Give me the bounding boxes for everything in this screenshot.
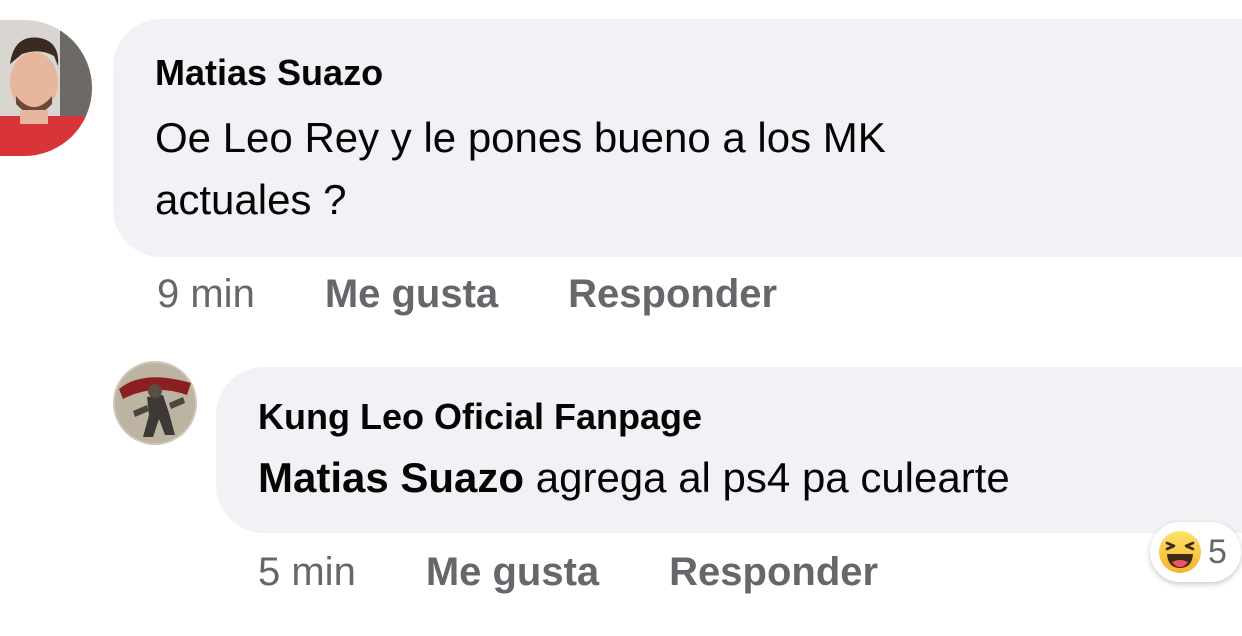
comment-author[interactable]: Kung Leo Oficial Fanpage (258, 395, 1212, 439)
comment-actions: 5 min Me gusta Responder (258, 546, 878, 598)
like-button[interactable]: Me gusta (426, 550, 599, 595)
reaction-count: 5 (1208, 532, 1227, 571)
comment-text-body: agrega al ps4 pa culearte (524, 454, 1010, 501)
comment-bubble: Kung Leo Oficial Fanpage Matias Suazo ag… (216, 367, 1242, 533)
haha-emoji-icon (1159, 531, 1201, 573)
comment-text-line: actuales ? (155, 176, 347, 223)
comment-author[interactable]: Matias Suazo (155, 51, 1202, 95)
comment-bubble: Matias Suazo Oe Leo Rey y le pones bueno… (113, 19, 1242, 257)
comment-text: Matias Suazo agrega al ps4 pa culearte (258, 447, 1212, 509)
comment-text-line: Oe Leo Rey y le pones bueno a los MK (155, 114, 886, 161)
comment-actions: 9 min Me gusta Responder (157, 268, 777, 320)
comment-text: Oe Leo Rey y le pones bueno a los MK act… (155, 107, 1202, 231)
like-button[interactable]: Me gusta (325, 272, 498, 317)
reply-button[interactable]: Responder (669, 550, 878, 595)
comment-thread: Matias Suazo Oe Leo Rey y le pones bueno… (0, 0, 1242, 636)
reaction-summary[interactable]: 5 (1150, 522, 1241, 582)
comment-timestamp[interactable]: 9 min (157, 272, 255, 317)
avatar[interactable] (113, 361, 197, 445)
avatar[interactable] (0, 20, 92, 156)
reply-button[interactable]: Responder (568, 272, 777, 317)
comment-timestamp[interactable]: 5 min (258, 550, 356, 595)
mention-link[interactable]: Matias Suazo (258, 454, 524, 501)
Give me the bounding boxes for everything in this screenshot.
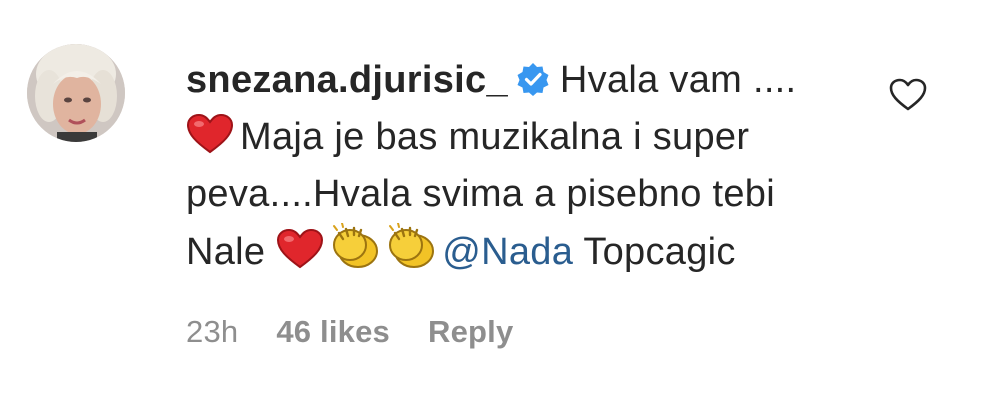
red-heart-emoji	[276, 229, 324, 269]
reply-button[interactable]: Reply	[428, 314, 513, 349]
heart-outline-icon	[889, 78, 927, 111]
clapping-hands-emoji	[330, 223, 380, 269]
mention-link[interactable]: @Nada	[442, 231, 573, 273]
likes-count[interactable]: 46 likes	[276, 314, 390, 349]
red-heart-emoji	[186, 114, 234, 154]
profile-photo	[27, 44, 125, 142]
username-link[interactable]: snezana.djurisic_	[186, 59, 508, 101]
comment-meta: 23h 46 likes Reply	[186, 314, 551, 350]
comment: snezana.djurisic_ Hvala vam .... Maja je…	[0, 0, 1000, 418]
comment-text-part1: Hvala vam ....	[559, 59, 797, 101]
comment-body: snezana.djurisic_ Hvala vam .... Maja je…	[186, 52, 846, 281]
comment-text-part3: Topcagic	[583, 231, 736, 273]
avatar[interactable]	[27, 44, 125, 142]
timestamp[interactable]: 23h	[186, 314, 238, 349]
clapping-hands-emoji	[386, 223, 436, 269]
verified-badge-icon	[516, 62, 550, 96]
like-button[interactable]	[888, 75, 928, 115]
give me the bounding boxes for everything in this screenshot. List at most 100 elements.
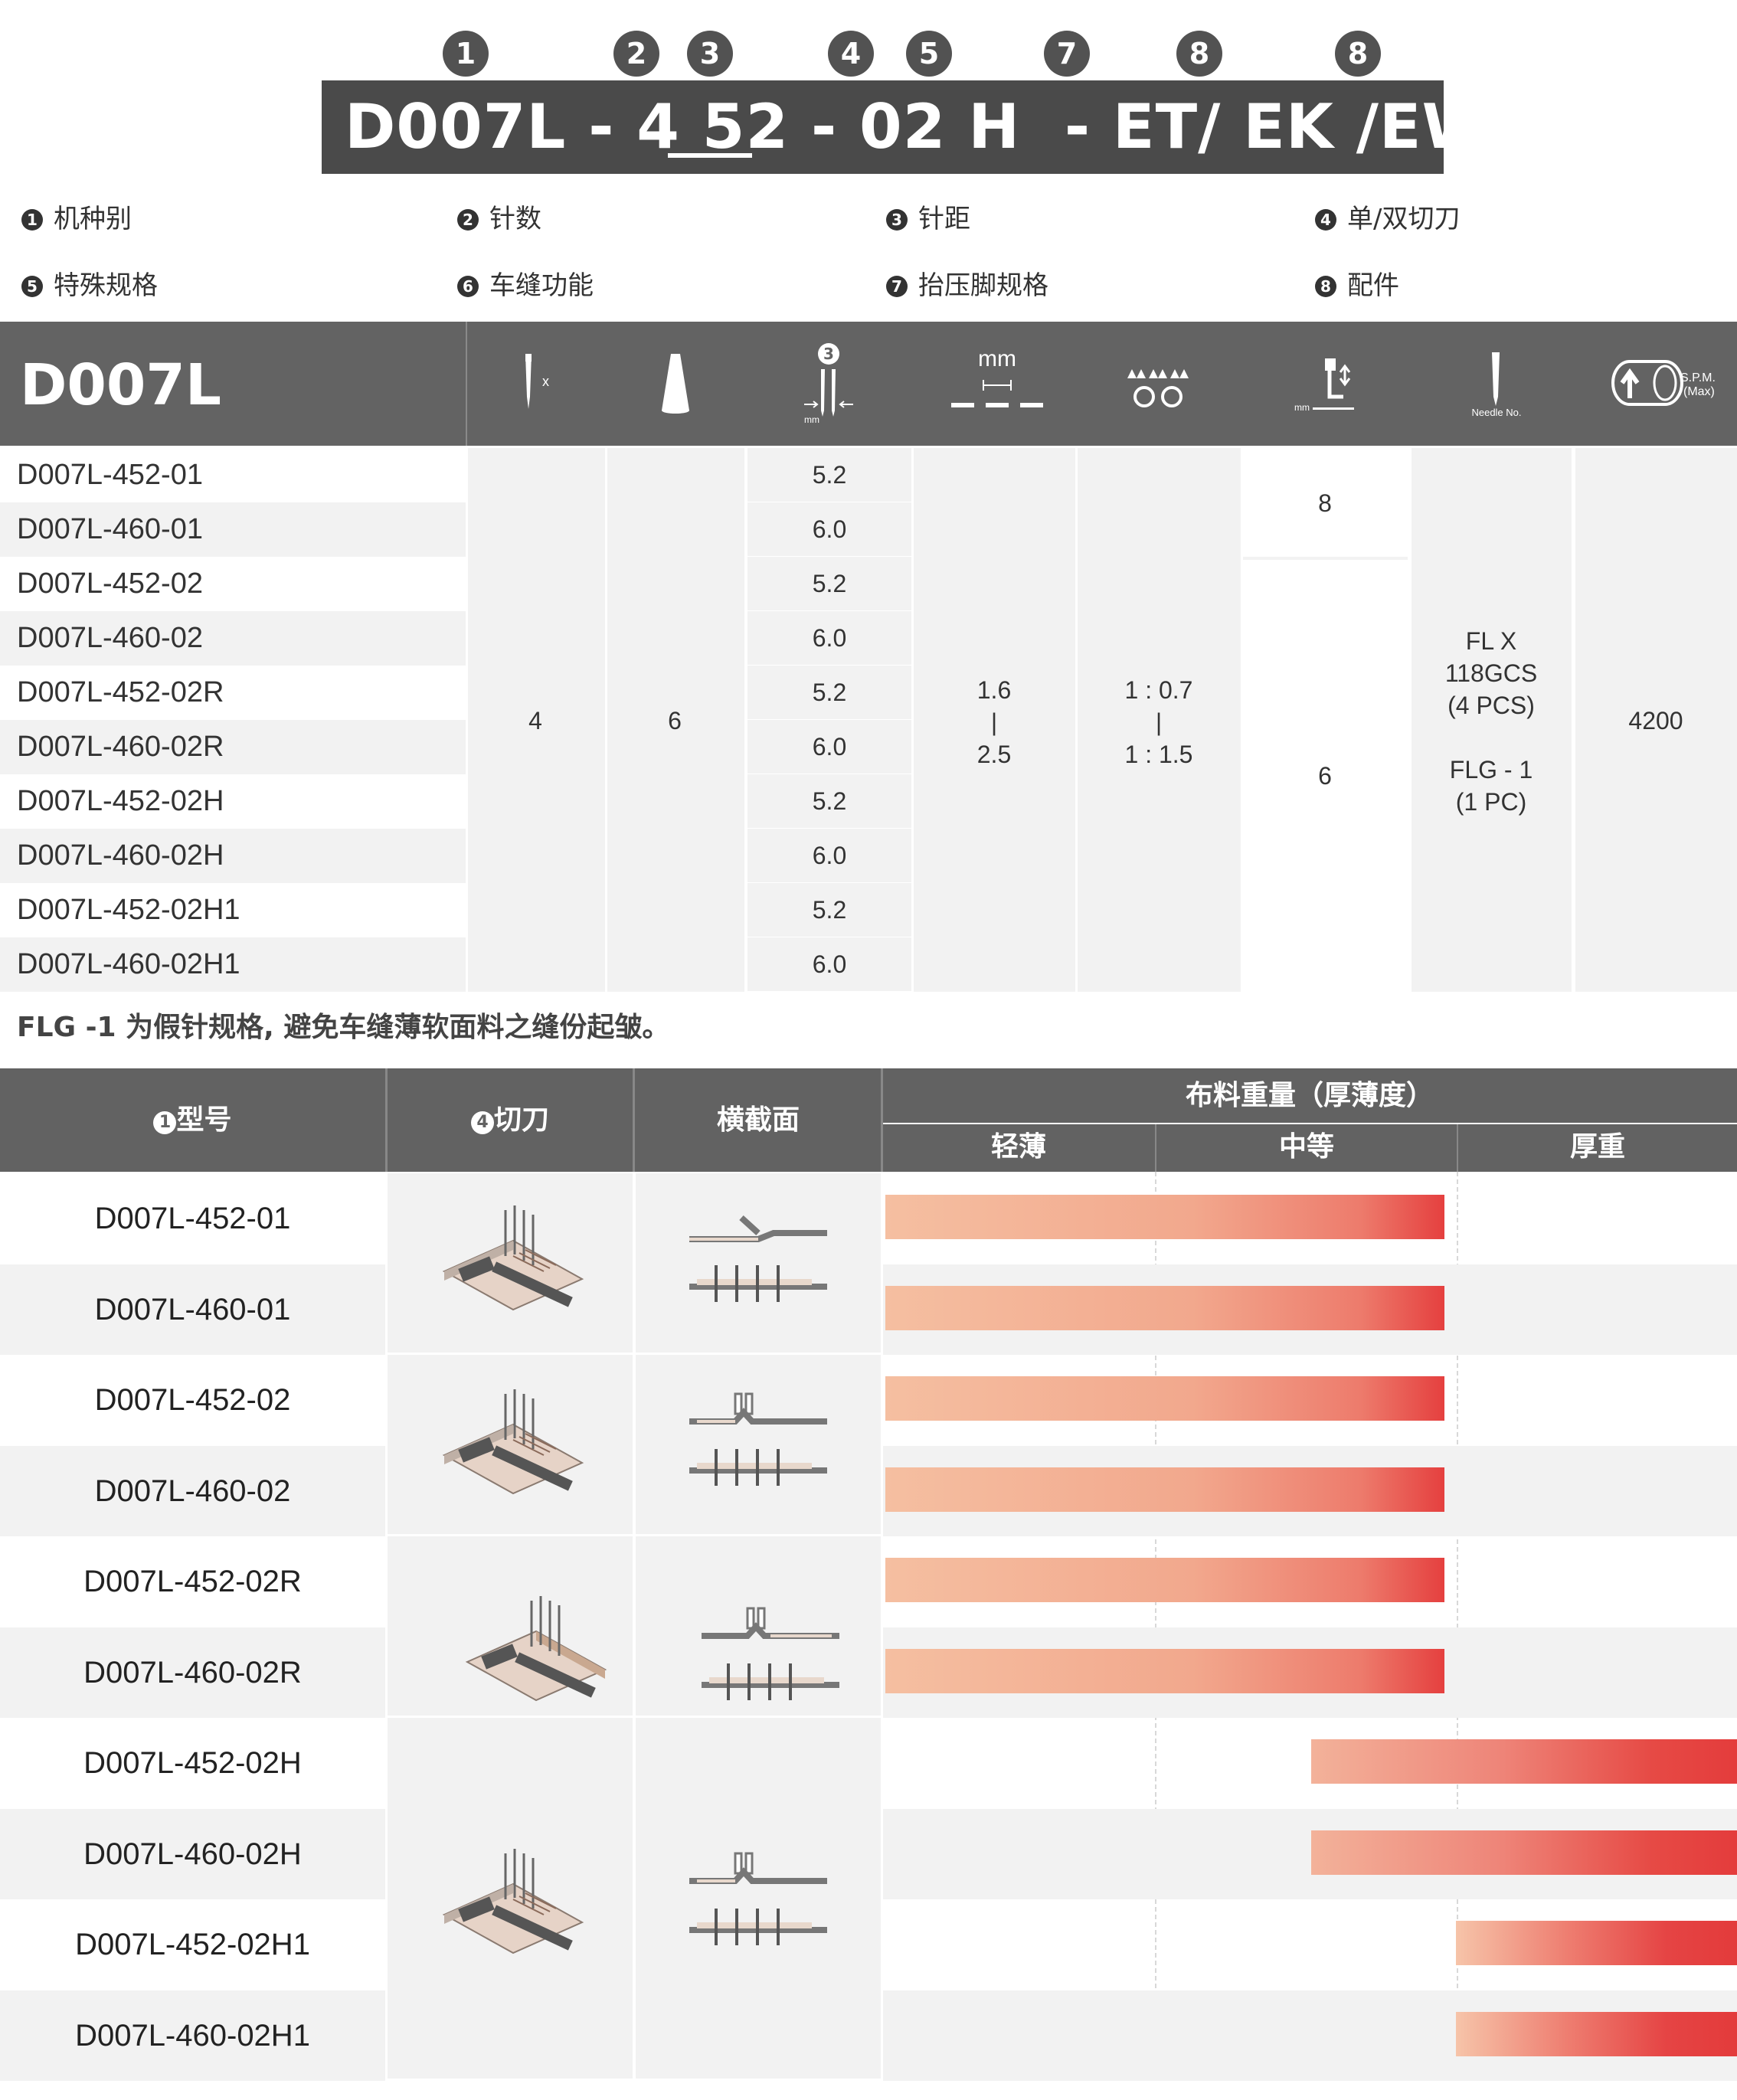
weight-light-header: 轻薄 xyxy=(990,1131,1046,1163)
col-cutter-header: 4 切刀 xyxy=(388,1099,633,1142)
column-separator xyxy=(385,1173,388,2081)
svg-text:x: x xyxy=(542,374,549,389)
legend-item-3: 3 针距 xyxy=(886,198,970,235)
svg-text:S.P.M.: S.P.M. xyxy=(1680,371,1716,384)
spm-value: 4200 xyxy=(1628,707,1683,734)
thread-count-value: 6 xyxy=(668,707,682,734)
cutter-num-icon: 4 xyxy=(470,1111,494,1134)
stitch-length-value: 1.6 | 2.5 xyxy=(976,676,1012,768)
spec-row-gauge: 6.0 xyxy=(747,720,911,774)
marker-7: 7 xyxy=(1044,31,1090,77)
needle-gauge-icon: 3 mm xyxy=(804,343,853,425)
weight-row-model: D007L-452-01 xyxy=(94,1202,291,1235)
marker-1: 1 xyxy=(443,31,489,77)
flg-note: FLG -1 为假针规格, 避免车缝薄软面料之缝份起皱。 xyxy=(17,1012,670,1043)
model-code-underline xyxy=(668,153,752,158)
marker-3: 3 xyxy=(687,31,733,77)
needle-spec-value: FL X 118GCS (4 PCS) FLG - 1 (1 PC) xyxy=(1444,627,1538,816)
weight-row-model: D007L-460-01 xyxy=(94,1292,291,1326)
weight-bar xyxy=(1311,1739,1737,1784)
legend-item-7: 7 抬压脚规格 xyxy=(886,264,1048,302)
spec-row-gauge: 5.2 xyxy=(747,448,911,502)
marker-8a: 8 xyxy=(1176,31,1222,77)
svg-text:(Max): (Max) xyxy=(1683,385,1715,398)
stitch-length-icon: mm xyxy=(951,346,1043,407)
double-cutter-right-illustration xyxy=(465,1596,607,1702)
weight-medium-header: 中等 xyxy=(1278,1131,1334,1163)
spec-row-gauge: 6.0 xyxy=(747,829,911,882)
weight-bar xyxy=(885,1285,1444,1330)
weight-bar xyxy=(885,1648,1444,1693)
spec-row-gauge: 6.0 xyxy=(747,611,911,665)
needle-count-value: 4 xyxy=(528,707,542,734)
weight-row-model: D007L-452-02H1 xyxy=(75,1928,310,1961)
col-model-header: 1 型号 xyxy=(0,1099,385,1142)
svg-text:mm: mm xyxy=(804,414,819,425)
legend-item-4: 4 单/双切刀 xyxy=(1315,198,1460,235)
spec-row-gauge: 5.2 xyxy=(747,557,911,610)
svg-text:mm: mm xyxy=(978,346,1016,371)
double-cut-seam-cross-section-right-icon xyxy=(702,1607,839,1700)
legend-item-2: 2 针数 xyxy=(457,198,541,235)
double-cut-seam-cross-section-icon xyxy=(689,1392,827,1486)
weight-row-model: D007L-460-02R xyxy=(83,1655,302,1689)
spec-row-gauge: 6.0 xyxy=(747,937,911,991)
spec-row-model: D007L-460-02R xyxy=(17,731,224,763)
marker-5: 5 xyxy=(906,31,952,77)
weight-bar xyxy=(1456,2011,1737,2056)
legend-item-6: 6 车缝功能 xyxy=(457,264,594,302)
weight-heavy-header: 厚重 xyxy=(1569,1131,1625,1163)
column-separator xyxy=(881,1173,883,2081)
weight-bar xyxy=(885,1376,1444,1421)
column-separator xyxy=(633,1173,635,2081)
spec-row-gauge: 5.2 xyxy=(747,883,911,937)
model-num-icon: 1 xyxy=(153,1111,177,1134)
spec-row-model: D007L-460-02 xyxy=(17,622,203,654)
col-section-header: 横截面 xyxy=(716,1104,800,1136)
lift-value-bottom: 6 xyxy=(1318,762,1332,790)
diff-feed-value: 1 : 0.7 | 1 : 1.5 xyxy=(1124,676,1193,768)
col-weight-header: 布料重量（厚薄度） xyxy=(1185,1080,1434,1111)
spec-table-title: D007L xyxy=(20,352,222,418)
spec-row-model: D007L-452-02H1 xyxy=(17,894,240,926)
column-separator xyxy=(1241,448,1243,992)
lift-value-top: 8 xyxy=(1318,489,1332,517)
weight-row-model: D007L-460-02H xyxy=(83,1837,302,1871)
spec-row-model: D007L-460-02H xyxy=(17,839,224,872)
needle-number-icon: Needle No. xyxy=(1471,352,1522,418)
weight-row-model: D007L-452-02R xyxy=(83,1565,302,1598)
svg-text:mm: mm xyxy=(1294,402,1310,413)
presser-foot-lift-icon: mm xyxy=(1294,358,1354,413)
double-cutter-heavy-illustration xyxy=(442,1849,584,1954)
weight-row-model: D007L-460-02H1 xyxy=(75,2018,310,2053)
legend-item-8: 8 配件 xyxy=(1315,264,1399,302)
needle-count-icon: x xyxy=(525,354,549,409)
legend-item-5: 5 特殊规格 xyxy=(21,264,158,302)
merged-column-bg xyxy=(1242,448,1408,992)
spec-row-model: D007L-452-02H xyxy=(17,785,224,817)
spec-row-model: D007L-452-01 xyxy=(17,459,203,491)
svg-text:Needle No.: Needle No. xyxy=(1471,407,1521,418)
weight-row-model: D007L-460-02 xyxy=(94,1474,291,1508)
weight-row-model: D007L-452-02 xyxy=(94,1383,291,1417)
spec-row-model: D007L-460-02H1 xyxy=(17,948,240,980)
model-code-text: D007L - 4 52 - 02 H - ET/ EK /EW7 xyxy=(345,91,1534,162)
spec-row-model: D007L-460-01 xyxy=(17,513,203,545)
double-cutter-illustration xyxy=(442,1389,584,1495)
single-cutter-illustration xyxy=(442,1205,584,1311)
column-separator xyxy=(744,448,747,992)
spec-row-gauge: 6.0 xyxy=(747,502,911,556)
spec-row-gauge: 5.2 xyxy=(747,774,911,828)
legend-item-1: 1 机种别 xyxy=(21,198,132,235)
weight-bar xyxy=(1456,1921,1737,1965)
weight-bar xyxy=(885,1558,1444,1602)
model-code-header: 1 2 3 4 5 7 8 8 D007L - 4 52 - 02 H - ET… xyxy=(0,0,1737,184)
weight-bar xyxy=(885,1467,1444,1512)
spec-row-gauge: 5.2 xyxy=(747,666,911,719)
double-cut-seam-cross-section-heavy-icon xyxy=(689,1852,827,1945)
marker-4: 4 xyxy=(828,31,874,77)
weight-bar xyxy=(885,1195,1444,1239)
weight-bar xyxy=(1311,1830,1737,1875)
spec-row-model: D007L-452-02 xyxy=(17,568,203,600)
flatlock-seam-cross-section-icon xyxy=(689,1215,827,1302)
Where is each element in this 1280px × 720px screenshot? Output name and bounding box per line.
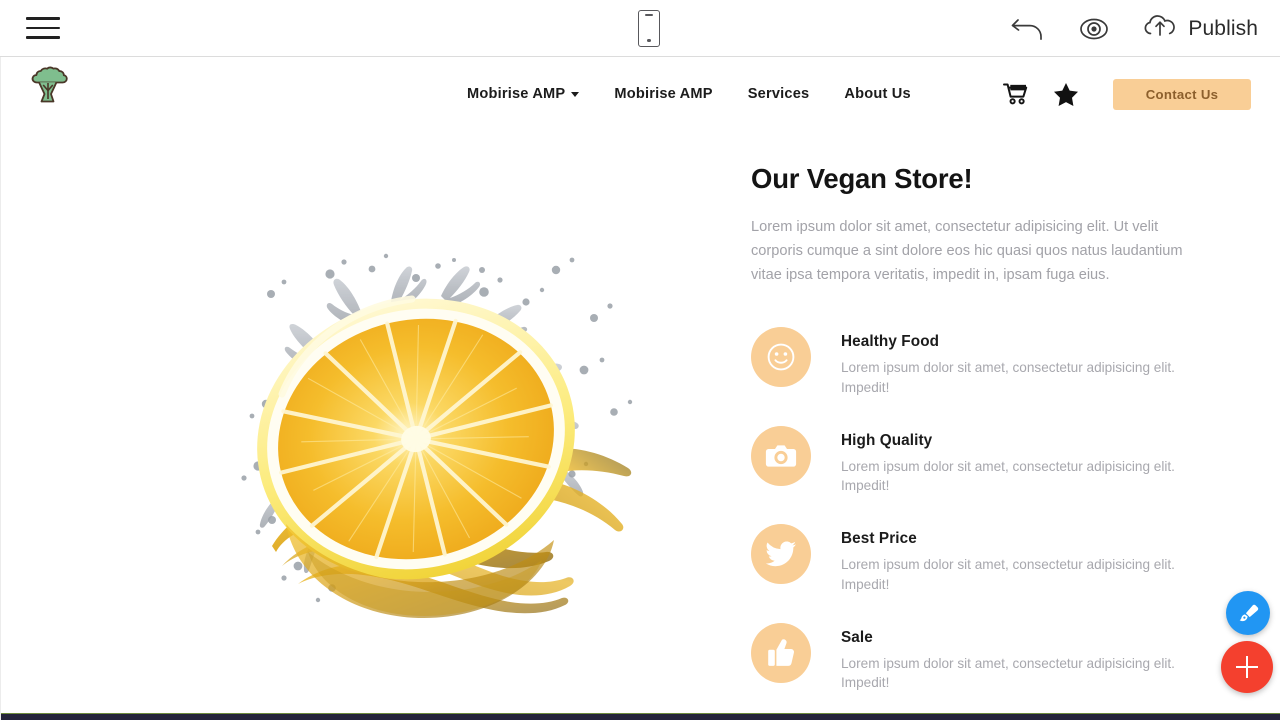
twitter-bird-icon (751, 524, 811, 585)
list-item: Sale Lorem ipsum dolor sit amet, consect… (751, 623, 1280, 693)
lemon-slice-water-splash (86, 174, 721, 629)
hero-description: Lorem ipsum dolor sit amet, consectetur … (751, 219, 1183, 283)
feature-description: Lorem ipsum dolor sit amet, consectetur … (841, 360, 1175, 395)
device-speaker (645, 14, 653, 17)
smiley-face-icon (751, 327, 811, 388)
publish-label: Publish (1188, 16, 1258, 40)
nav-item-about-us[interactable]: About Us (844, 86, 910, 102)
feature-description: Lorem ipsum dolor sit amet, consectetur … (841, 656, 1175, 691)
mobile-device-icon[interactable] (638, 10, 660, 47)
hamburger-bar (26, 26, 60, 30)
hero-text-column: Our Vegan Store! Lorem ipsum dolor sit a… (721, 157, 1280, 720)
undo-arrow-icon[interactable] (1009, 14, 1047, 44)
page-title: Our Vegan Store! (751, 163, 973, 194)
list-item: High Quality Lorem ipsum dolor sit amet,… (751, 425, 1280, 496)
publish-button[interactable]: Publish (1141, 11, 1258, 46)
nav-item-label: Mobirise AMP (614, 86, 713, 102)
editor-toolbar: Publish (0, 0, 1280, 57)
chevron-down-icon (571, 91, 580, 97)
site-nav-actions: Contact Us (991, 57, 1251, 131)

**********

**EXERCISE INSTRUCTIONS:** Repeat the entries verbatim between the lines holding "weight-light-header: 轻薄 xyxy=(990,1131,1046,1163)" and "svg-text:S.P.M.: S.P.M. xyxy=(1680,371,1716,384)", inclusive.

**PROBLEM SOLUTION:**
weight-light-header: 轻薄 xyxy=(990,1131,1046,1163)
col-cutter-header: 4 切刀 xyxy=(388,1099,633,1142)
column-separator xyxy=(385,1173,388,2081)
svg-text:x: x xyxy=(542,374,549,389)
legend-item-3: 3 针距 xyxy=(886,198,970,235)
svg-text:S.P.M.: S.P.M. xyxy=(1680,371,1716,384)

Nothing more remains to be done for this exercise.